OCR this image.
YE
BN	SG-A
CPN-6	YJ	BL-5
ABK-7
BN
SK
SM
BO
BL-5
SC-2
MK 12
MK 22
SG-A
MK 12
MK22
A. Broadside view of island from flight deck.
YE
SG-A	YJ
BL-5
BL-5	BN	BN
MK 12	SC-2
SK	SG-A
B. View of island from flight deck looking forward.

^^^^^^^^

◆ What the exercise asks ◆
Go through the entries and repeat each one exactly.

◆ Written solution ◆
OCR this image.
YE
BN	SG-A
CPN-6	YJ	BL-5
ABK-7
BN
SK
SM
BO
BL-5
SC-2
MK 12
MK 22
SG-A
MK 12
MK22
A. Broadside view of island from flight deck.
YE
SG-A	YJ
BL-5
BL-5	BN	BN
MK 12	SC-2
SK	SG-A
B. View of island from flight deck looking forward.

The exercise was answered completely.